**Exercise goal:** Identify the lines in the data below that contain "title" and give only how many there are.

**Source data:**
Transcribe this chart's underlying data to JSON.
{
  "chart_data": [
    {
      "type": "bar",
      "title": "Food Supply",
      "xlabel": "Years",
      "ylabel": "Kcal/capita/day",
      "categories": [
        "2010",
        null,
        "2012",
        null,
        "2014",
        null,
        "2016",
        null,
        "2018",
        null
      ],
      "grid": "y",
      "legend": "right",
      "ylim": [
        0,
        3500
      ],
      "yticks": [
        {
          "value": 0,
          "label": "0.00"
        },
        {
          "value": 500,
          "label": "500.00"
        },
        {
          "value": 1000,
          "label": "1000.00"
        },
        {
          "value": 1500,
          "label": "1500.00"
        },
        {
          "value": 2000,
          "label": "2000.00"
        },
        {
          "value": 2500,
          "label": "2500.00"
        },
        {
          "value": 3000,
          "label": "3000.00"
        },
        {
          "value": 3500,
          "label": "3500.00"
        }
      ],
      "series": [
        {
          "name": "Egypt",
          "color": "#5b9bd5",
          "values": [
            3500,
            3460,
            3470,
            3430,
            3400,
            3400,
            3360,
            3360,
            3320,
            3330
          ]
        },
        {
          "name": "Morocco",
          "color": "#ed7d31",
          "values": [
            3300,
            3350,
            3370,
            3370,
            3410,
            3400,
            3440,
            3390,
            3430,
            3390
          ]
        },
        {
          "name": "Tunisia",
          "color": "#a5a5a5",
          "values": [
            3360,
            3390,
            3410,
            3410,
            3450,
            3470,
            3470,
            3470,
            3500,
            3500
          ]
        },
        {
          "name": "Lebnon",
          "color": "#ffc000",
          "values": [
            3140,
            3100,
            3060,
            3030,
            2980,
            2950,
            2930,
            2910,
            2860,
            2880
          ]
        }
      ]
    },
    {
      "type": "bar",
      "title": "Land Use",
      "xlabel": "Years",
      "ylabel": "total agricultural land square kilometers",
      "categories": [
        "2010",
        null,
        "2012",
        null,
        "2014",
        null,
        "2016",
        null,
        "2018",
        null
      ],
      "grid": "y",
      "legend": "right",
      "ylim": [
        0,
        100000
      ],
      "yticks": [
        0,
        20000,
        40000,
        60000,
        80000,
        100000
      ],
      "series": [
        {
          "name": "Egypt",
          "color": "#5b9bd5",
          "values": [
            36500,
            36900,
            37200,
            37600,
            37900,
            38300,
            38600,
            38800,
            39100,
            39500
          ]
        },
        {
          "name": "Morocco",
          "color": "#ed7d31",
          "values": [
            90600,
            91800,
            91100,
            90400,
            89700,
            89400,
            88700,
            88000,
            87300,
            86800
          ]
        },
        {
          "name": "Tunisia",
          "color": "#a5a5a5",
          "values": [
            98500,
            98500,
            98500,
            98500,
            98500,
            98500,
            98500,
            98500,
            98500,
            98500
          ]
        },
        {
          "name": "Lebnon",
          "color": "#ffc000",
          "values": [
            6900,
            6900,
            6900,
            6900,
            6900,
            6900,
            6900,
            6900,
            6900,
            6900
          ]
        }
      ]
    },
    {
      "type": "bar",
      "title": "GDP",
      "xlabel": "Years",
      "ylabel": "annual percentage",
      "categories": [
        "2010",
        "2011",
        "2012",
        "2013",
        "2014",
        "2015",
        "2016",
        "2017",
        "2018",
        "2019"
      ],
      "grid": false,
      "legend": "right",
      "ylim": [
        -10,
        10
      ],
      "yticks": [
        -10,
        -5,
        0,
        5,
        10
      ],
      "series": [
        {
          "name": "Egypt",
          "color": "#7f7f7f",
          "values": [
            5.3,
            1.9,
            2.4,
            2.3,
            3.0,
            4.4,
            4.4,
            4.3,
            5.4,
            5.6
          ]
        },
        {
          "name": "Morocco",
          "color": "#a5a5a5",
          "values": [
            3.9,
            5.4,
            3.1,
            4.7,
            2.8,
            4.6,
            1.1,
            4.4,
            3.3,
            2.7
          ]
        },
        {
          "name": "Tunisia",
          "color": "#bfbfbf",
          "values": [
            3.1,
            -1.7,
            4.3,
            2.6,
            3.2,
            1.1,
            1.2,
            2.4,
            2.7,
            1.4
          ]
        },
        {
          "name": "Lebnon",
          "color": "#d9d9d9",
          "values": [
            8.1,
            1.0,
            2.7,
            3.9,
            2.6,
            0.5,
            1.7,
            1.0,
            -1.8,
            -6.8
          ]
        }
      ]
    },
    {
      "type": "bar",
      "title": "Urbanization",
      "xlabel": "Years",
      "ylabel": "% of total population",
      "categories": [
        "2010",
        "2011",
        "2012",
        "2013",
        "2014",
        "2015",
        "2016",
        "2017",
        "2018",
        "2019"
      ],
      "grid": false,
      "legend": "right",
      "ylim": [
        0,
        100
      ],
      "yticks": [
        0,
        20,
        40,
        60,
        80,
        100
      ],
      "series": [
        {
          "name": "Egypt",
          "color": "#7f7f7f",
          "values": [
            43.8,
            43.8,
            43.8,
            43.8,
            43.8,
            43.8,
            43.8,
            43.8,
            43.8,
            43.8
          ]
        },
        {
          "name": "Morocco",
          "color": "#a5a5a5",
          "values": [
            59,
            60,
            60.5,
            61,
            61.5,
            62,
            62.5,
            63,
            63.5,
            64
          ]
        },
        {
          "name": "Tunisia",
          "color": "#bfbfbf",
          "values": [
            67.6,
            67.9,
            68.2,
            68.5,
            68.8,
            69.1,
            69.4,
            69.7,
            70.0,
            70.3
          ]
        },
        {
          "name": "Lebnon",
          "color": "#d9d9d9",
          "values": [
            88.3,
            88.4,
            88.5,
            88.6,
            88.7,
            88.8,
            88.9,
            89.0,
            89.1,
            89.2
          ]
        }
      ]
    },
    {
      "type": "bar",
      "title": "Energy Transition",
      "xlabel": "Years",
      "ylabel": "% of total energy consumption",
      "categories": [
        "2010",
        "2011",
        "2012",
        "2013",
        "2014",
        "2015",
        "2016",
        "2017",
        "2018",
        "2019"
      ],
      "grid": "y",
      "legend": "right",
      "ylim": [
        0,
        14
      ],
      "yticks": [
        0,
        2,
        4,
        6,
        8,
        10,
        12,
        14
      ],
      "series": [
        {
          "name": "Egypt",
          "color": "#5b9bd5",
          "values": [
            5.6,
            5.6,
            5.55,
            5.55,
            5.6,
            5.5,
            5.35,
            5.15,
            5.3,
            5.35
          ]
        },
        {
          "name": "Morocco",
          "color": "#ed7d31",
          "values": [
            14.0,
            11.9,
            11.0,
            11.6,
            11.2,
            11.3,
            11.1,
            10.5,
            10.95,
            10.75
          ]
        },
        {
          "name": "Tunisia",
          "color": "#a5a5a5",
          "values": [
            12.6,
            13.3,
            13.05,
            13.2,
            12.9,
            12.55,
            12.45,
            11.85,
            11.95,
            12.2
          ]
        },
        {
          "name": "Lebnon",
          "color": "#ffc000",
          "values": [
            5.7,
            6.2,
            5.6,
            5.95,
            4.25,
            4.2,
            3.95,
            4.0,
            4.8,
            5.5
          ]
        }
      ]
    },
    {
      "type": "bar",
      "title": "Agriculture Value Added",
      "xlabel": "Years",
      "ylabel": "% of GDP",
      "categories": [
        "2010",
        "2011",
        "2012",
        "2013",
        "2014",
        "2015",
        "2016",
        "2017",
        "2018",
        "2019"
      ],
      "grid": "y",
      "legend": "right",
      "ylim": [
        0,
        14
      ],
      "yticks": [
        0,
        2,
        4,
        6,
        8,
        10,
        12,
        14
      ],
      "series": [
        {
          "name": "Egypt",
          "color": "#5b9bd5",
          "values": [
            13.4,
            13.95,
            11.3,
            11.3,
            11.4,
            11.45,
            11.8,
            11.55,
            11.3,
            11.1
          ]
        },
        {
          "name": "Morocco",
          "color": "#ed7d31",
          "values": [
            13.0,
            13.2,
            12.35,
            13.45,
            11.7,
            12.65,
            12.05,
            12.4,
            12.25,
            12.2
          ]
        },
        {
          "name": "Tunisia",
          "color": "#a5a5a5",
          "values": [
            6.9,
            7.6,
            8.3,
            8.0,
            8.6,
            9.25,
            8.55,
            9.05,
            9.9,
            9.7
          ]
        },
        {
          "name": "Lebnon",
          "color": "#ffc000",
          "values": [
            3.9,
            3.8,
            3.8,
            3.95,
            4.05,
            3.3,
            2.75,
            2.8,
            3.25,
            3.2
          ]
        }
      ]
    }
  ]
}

**Solution for this problem:** 6